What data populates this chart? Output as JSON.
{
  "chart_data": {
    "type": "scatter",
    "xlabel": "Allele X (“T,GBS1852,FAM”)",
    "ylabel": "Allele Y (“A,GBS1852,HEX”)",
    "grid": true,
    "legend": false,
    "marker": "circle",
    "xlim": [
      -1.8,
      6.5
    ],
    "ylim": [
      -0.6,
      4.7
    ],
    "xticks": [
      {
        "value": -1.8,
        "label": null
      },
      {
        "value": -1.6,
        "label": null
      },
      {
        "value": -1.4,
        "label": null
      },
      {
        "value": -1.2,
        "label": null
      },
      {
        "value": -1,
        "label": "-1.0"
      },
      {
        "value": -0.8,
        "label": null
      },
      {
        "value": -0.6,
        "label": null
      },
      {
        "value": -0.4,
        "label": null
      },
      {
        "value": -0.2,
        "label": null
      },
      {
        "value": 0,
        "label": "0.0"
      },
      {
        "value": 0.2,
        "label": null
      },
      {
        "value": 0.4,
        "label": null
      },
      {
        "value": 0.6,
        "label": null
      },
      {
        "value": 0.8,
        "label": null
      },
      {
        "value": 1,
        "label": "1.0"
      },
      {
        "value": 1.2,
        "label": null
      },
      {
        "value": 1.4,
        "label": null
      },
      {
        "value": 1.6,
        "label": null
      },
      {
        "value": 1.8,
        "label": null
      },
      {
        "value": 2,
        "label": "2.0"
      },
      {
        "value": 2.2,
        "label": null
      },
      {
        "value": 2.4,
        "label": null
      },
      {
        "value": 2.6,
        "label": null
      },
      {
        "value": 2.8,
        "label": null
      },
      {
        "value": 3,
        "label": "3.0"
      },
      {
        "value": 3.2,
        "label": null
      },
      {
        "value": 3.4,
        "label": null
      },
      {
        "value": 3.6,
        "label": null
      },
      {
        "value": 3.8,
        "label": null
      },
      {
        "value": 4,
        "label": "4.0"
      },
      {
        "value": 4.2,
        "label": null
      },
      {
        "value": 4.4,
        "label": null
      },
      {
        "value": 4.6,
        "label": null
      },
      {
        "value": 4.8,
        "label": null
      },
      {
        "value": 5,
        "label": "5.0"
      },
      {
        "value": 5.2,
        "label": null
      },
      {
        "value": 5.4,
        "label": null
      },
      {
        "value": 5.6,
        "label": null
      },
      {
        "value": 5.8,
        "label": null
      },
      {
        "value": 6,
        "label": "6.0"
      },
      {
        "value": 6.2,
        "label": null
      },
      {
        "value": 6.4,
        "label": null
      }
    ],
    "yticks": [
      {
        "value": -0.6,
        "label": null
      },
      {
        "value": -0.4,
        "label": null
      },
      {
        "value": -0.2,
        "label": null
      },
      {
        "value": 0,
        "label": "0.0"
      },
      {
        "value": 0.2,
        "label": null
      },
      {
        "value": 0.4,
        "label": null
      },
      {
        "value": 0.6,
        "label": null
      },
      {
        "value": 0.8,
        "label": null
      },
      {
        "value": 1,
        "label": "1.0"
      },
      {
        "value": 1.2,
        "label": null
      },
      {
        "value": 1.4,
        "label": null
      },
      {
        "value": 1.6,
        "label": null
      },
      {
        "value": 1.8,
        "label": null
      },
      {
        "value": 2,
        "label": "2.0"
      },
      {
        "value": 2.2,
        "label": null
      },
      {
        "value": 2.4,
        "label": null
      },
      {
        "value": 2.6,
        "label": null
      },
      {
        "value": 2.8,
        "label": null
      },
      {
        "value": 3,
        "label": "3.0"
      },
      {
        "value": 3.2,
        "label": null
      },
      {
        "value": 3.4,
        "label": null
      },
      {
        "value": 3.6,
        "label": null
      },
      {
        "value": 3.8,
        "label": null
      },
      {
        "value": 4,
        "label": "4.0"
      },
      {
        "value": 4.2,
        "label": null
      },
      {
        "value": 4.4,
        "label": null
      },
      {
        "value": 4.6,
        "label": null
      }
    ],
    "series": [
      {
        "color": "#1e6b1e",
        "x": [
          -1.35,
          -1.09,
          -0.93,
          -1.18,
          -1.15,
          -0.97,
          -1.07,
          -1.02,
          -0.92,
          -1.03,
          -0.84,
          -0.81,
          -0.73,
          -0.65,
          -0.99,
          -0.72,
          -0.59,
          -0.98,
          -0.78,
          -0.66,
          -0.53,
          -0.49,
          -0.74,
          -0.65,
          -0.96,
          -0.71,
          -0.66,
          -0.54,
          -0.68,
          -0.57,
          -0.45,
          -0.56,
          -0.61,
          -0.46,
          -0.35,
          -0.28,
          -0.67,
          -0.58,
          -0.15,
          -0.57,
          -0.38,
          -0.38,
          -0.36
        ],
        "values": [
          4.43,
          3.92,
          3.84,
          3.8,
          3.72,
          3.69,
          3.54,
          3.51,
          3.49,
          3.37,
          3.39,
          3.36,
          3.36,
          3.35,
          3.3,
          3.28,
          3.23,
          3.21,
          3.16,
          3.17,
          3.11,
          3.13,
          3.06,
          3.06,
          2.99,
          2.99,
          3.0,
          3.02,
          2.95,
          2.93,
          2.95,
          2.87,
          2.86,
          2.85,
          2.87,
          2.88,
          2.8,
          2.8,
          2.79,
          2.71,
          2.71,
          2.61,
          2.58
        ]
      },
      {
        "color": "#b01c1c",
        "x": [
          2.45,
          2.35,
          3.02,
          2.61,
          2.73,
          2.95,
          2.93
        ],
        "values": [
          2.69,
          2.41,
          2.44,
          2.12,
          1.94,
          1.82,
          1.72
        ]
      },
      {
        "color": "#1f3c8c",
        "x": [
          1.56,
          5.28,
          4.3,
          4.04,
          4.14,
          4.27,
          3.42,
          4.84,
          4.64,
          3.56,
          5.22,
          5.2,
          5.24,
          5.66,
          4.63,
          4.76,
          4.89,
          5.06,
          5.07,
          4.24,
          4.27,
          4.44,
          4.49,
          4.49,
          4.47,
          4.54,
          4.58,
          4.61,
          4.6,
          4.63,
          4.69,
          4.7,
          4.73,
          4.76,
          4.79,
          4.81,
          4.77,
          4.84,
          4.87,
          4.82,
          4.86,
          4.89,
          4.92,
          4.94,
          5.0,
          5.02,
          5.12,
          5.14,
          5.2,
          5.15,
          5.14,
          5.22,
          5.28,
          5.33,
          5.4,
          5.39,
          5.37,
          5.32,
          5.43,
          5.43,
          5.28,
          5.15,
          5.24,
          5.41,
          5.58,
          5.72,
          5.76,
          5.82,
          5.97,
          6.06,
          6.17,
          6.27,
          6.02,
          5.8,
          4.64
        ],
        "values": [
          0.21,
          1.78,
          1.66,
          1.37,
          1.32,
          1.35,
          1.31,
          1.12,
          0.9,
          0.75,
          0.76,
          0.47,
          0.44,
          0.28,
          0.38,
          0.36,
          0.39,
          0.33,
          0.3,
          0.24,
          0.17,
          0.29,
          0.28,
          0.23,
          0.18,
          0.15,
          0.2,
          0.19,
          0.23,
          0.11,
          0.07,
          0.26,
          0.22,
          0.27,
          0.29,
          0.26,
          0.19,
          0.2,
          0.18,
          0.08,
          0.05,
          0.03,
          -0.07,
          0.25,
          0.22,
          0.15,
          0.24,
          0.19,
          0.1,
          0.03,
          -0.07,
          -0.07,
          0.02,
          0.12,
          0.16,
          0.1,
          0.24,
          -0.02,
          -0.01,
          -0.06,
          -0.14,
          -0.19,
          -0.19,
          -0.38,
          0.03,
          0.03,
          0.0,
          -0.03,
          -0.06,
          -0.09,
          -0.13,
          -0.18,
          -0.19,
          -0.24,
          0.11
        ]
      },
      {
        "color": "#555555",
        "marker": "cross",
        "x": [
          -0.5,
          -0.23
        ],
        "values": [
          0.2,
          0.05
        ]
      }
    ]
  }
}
= = = = = = =
| Exercise directions |
Using the listing above, reproduce each line without omission.

| Output |
What data populates this chart? Output as JSON.
{
  "chart_data": {
    "type": "scatter",
    "xlabel": "Allele X (“T,GBS1852,FAM”)",
    "ylabel": "Allele Y (“A,GBS1852,HEX”)",
    "grid": true,
    "legend": false,
    "marker": "circle",
    "xlim": [
      -1.8,
      6.5
    ],
    "ylim": [
      -0.6,
      4.7
    ],
    "xticks": [
      {
        "value": -1.8,
        "label": null
      },
      {
        "value": -1.6,
        "label": null
      },
      {
        "value": -1.4,
        "label": null
      },
      {
        "value": -1.2,
        "label": null
      },
      {
        "value": -1,
        "label": "-1.0"
      },
      {
        "value": -0.8,
        "label": null
      },
      {
        "value": -0.6,
        "label": null
      },
      {
        "value": -0.4,
        "label": null
      },
      {
        "value": -0.2,
        "label": null
      },
      {
        "value": 0,
        "label": "0.0"
      },
      {
        "value": 0.2,
        "label": null
      },
      {
        "value": 0.4,
        "label": null
      },
      {
        "value": 0.6,
        "label": null
      },
      {
        "value": 0.8,
        "label": null
      },
      {
        "value": 1,
        "label": "1.0"
      },
      {
        "value": 1.2,
        "label": null
      },
      {
        "value": 1.4,
        "label": null
      },
      {
        "value": 1.6,
        "label": null
      },
      {
        "value": 1.8,
        "label": null
      },
      {
        "value": 2,
        "label": "2.0"
      },
      {
        "value": 2.2,
        "label": null
      },
      {
        "value": 2.4,
        "label": null
      },
      {
        "value": 2.6,
        "label": null
      },
      {
        "value": 2.8,
        "label": null
      },
      {
        "value": 3,
        "label": "3.0"
      },
      {
        "value": 3.2,
        "label": null
      },
      {
        "value": 3.4,
        "label": null
      },
      {
        "value": 3.6,
        "label": null
      },
      {
        "value": 3.8,
        "label": null
      },
      {
        "value": 4,
        "label": "4.0"
      },
      {
        "value": 4.2,
        "label": null
      },
      {
        "value": 4.4,
        "label": null
      },
      {
        "value": 4.6,
        "label": null
      },
      {
        "value": 4.8,
        "label": null
      },
      {
        "value": 5,
        "label": "5.0"
      },
      {
        "value": 5.2,
        "label": null
      },
      {
        "value": 5.4,
        "label": null
      },
      {
        "value": 5.6,
        "label": null
      },
      {
        "value": 5.8,
        "label": null
      },
      {
        "value": 6,
        "label": "6.0"
      },
      {
        "value": 6.2,
        "label": null
      },
      {
        "value": 6.4,
        "label": null
      }
    ],
    "yticks": [
      {
        "value": -0.6,
        "label": null
      },
      {
        "value": -0.4,
        "label": null
      },
      {
        "value": -0.2,
        "label": null
      },
      {
        "value": 0,
        "label": "0.0"
      },
      {
        "value": 0.2,
        "label": null
      },
      {
        "value": 0.4,
        "label": null
      },
      {
        "value": 0.6,
        "label": null
      },
      {
        "value": 0.8,
        "label": null
      },
      {
        "value": 1,
        "label": "1.0"
      },
      {
        "value": 1.2,
        "label": null
      },
      {
        "value": 1.4,
        "label": null
      },
      {
        "value": 1.6,
        "label": null
      },
      {
        "value": 1.8,
        "label": null
      },
      {
        "value": 2,
        "label": "2.0"
      },
      {
        "value": 2.2,
        "label": null
      },
      {
        "value": 2.4,
        "label": null
      },
      {
        "value": 2.6,
        "label": null
      },
      {
        "value": 2.8,
        "label": null
      },
      {
        "value": 3,
        "label": "3.0"
      },
      {
        "value": 3.2,
        "label": null
      },
      {
        "value": 3.4,
        "label": null
      },
      {
        "value": 3.6,
        "label": null
      },
      {
        "value": 3.8,
        "label": null
      },
      {
        "value": 4,
        "label": "4.0"
      },
      {
        "value": 4.2,
        "label": null
      },
      {
        "value": 4.4,
        "label": null
      },
      {
        "value": 4.6,
        "label": null
      }
    ],
    "series": [
      {
        "color": "#1e6b1e",
        "x": [
          -1.35,
          -1.09,
          -0.93,
          -1.18,
          -1.15,
          -0.97,
          -1.07,
          -1.02,
          -0.92,
          -1.03,
          -0.84,
          -0.81,
          -0.73,
          -0.65,
          -0.99,
          -0.72,
          -0.59,
          -0.98,
          -0.78,
          -0.66,
          -0.53,
          -0.49,
          -0.74,
          -0.65,
          -0.96,
          -0.71,
          -0.66,
          -0.54,
          -0.68,
          -0.57,
          -0.45,
          -0.56,
          -0.61,
          -0.46,
          -0.35,
          -0.28,
          -0.67,
          -0.58,
          -0.15,
          -0.57,
          -0.38,
          -0.38,
          -0.36
        ],
        "values": [
          4.43,
          3.92,
          3.84,
          3.8,
          3.72,
          3.69,
          3.54,
          3.51,
          3.49,
          3.37,
          3.39,
          3.36,
          3.36,
          3.35,
          3.3,
          3.28,
          3.23,
          3.21,
          3.16,
          3.17,
          3.11,
          3.13,
          3.06,
          3.06,
          2.99,
          2.99,
          3.0,
          3.02,
          2.95,
          2.93,
          2.95,
          2.87,
          2.86,
          2.85,
          2.87,
          2.88,
          2.8,
          2.8,
          2.79,
          2.71,
          2.71,
          2.61,
          2.58
        ]
      },
      {
        "color": "#b01c1c",
        "x": [
          2.45,
          2.35,
          3.02,
          2.61,
          2.73,
          2.95,
          2.93
        ],
        "values": [
          2.69,
          2.41,
          2.44,
          2.12,
          1.94,
          1.82,
          1.72
        ]
      },
      {
        "color": "#1f3c8c",
        "x": [
          1.56,
          5.28,
          4.3,
          4.04,
          4.14,
          4.27,
          3.42,
          4.84,
          4.64,
          3.56,
          5.22,
          5.2,
          5.24,
          5.66,
          4.63,
          4.76,
          4.89,
          5.06,
          5.07,
          4.24,
          4.27,
          4.44,
          4.49,
          4.49,
          4.47,
          4.54,
          4.58,
          4.61,
          4.6,
          4.63,
          4.69,
          4.7,
          4.73,
          4.76,
          4.79,
          4.81,
          4.77,
          4.84,
          4.87,
          4.82,
          4.86,
          4.89,
          4.92,
          4.94,
          5.0,
          5.02,
          5.12,
          5.14,
          5.2,
          5.15,
          5.14,
          5.22,
          5.28,
          5.33,
          5.4,
          5.39,
          5.37,
          5.32,
          5.43,
          5.43,
          5.28,
          5.15,
          5.24,
          5.41,
          5.58,
          5.72,
          5.76,
          5.82,
          5.97,
          6.06,
          6.17,
          6.27,
          6.02,
          5.8,
          4.64
        ],
        "values": [
          0.21,
          1.78,
          1.66,
          1.37,
          1.32,
          1.35,
          1.31,
          1.12,
          0.9,
          0.75,
          0.76,
          0.47,
          0.44,
          0.28,
          0.38,
          0.36,
          0.39,
          0.33,
          0.3,
          0.24,
          0.17,
          0.29,
          0.28,
          0.23,
          0.18,
          0.15,
          0.2,
          0.19,
          0.23,
          0.11,
          0.07,
          0.26,
          0.22,
          0.27,
          0.29,
          0.26,
          0.19,
          0.2,
          0.18,
          0.08,
          0.05,
          0.03,
          -0.07,
          0.25,
          0.22,
          0.15,
          0.24,
          0.19,
          0.1,
          0.03,
          -0.07,
          -0.07,
          0.02,
          0.12,
          0.16,
          0.1,
          0.24,
          -0.02,
          -0.01,
          -0.06,
          -0.14,
          -0.19,
          -0.19,
          -0.38,
          0.03,
          0.03,
          0.0,
          -0.03,
          -0.06,
          -0.09,
          -0.13,
          -0.18,
          -0.19,
          -0.24,
          0.11
        ]
      },
      {
        "color": "#555555",
        "marker": "cross",
        "x": [
          -0.5,
          -0.23
        ],
        "values": [
          0.2,
          0.05
        ]
      }
    ]
  }
}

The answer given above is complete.